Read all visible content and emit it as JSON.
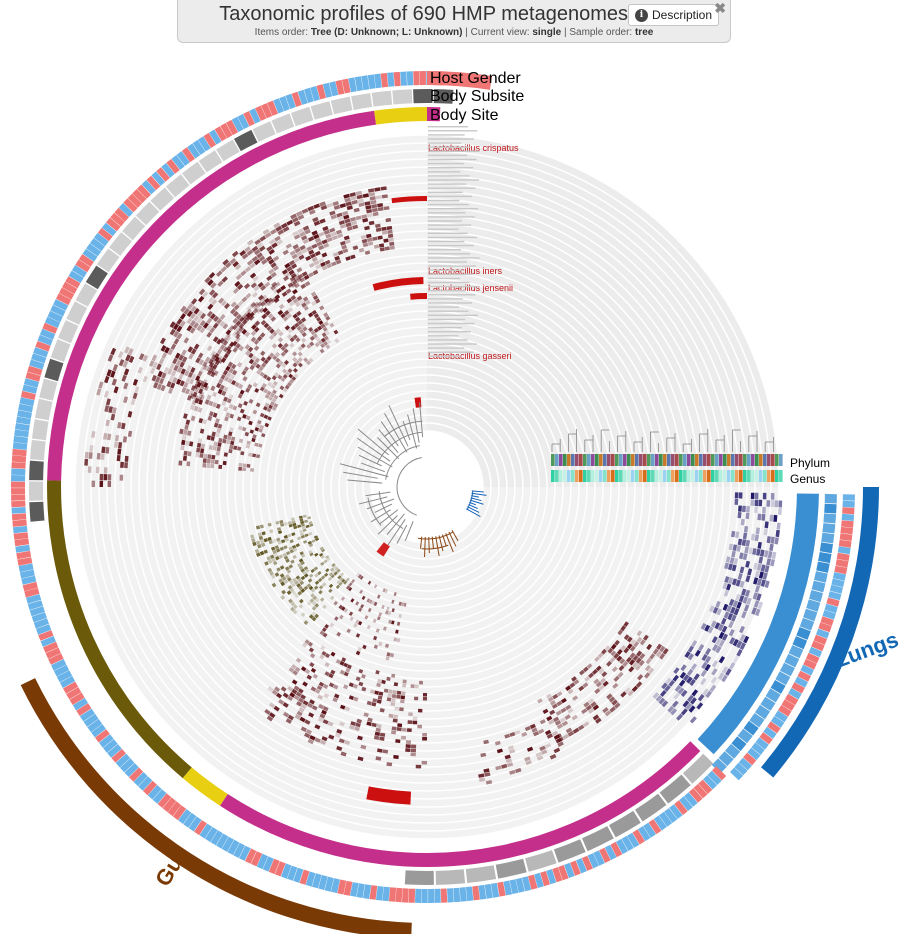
{
  "header": {
    "title": "Taxonomic profiles of 690 HMP metagenomes",
    "description_label": "Description",
    "close_glyph": "✖",
    "items_order_label": "Items order: ",
    "items_order_value": "Tree (D: Unknown; L: Unknown)",
    "current_view_label": " | Current view: ",
    "current_view_value": "single",
    "sample_order_label": " | Sample order: ",
    "sample_order_value": "tree"
  },
  "legend_layers": {
    "host_gender": "Host Gender",
    "body_subsite": "Body Subsite",
    "body_site": "Body Site",
    "phylum": "Phylum",
    "genus": "Genus"
  },
  "highlighted_taxa": [
    "Lactobacillus crispatus",
    "Lactobacillus iners",
    "Lactobacillus jensenii",
    "Lactobacillus gasseri"
  ],
  "groups": {
    "gut": "Gut",
    "lungs": "Lungs"
  },
  "colors": {
    "oral": "#c42f8b",
    "gut_site": "#6b5a0a",
    "vaginal": "#e8cf12",
    "skin": "#3a8fd2",
    "host_male": "#6ab3e8",
    "host_female": "#f07575",
    "subsite_dark": "#5b5b5b",
    "subsite_light": "#cfcfcf",
    "gut_bin": "#7a3a06",
    "lungs_bin": "#1368b5",
    "heat_red": "#5a0f15",
    "heat_olive": "#5e5420",
    "heat_navy": "#1b1465",
    "highlight": "#cc1010",
    "tree_gut": "#8b4513",
    "tree_lungs": "#1763b8"
  }
}
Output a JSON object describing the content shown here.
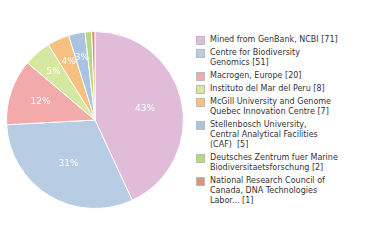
{
  "chart_data": {
    "type": "pie",
    "categories": [
      "Mined from GenBank, NCBI [71]",
      "Centre for Biodiversity\nGenomics [51]",
      "Macrogen, Europe [20]",
      "Instituto del Mar del Peru [8]",
      "McGill University and Genome\nQuebec Innovation Centre [7]",
      "Stellenbosch University,\nCentral Analytical Facilities\n(CAF)  [5]",
      "Deutsches Zentrum fuer Marine\nBiodiversitaetsforschung [2]",
      "National Research Council of\nCanada, DNA Technologies\nLabor... [1]"
    ],
    "values": [
      43,
      31,
      12,
      5,
      4,
      3,
      1.2,
      0.6
    ],
    "value_labels": [
      "43%",
      "31%",
      "12%",
      "5%",
      "4%",
      "3%",
      null,
      null
    ],
    "data_labels": true,
    "colors": [
      "#e0bcd8",
      "#b8cce4",
      "#f2aaaa",
      "#d4e8a0",
      "#f5c080",
      "#a8c4e0",
      "#b8d880",
      "#e09080"
    ],
    "legend": "right"
  }
}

BRIEF =
Print all of the entries word for word. Omit the pictures they contain.

ANSWER AREA =
Read all visible content and emit it as JSON.
{
  "header": {
    "title": "Taxonomic profiles of 690 HMP metagenomes",
    "description_label": "Description",
    "close_glyph": "✖",
    "items_order_label": "Items order: ",
    "items_order_value": "Tree (D: Unknown; L: Unknown)",
    "current_view_label": " | Current view: ",
    "current_view_value": "single",
    "sample_order_label": " | Sample order: ",
    "sample_order_value": "tree"
  },
  "legend_layers": {
    "host_gender": "Host Gender",
    "body_subsite": "Body Subsite",
    "body_site": "Body Site",
    "phylum": "Phylum",
    "genus": "Genus"
  },
  "highlighted_taxa": [
    "Lactobacillus crispatus",
    "Lactobacillus iners",
    "Lactobacillus jensenii",
    "Lactobacillus gasseri"
  ],
  "groups": {
    "gut": "Gut",
    "lungs": "Lungs"
  },
  "colors": {
    "oral": "#c42f8b",
    "gut_site": "#6b5a0a",
    "vaginal": "#e8cf12",
    "skin": "#3a8fd2",
    "host_male": "#6ab3e8",
    "host_female": "#f07575",
    "subsite_dark": "#5b5b5b",
    "subsite_light": "#cfcfcf",
    "gut_bin": "#7a3a06",
    "lungs_bin": "#1368b5",
    "heat_red": "#5a0f15",
    "heat_olive": "#5e5420",
    "heat_navy": "#1b1465",
    "highlight": "#cc1010",
    "tree_gut": "#8b4513",
    "tree_lungs": "#1763b8"
  }
}
Output a JSON object describing the content shown here.
{
  "chart_data": {
    "type": "pie",
    "categories": [
      "Mined from GenBank, NCBI [71]",
      "Centre for Biodiversity\nGenomics [51]",
      "Macrogen, Europe [20]",
      "Instituto del Mar del Peru [8]",
      "McGill University and Genome\nQuebec Innovation Centre [7]",
      "Stellenbosch University,\nCentral Analytical Facilities\n(CAF)  [5]",
      "Deutsches Zentrum fuer Marine\nBiodiversitaetsforschung [2]",
      "National Research Council of\nCanada, DNA Technologies\nLabor... [1]"
    ],
    "values": [
      43,
      31,
      12,
      5,
      4,
      3,
      1.2,
      0.6
    ],
    "value_labels": [
      "43%",
      "31%",
      "12%",
      "5%",
      "4%",
      "3%",
      null,
      null
    ],
    "data_labels": true,
    "colors": [
      "#e0bcd8",
      "#b8cce4",
      "#f2aaaa",
      "#d4e8a0",
      "#f5c080",
      "#a8c4e0",
      "#b8d880",
      "#e09080"
    ],
    "legend": "right"
  }
}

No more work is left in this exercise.